Raw records
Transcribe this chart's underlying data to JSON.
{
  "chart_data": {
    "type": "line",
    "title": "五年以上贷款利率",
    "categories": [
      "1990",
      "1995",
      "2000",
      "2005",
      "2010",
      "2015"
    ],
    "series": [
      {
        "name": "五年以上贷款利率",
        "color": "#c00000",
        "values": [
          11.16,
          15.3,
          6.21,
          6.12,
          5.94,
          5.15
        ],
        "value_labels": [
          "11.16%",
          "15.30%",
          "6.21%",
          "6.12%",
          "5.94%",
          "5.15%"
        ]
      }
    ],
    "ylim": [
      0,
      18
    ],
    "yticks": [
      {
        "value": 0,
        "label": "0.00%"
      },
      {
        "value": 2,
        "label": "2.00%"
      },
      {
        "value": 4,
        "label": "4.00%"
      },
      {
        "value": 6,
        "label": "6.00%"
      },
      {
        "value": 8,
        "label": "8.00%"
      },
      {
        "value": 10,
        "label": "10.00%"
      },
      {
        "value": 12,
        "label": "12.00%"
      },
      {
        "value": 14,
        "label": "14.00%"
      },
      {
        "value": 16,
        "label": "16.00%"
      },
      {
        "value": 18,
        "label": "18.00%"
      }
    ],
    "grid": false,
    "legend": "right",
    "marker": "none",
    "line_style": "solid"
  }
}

- **Objective**: Print the whole listing exactly as it is.

- **Finished answer**:
Transcribe this chart's underlying data to JSON.
{
  "chart_data": {
    "type": "line",
    "title": "五年以上贷款利率",
    "categories": [
      "1990",
      "1995",
      "2000",
      "2005",
      "2010",
      "2015"
    ],
    "series": [
      {
        "name": "五年以上贷款利率",
        "color": "#c00000",
        "values": [
          11.16,
          15.3,
          6.21,
          6.12,
          5.94,
          5.15
        ],
        "value_labels": [
          "11.16%",
          "15.30%",
          "6.21%",
          "6.12%",
          "5.94%",
          "5.15%"
        ]
      }
    ],
    "ylim": [
      0,
      18
    ],
    "yticks": [
      {
        "value": 0,
        "label": "0.00%"
      },
      {
        "value": 2,
        "label": "2.00%"
      },
      {
        "value": 4,
        "label": "4.00%"
      },
      {
        "value": 6,
        "label": "6.00%"
      },
      {
        "value": 8,
        "label": "8.00%"
      },
      {
        "value": 10,
        "label": "10.00%"
      },
      {
        "value": 12,
        "label": "12.00%"
      },
      {
        "value": 14,
        "label": "14.00%"
      },
      {
        "value": 16,
        "label": "16.00%"
      },
      {
        "value": 18,
        "label": "18.00%"
      }
    ],
    "grid": false,
    "legend": "right",
    "marker": "none",
    "line_style": "solid"
  }
}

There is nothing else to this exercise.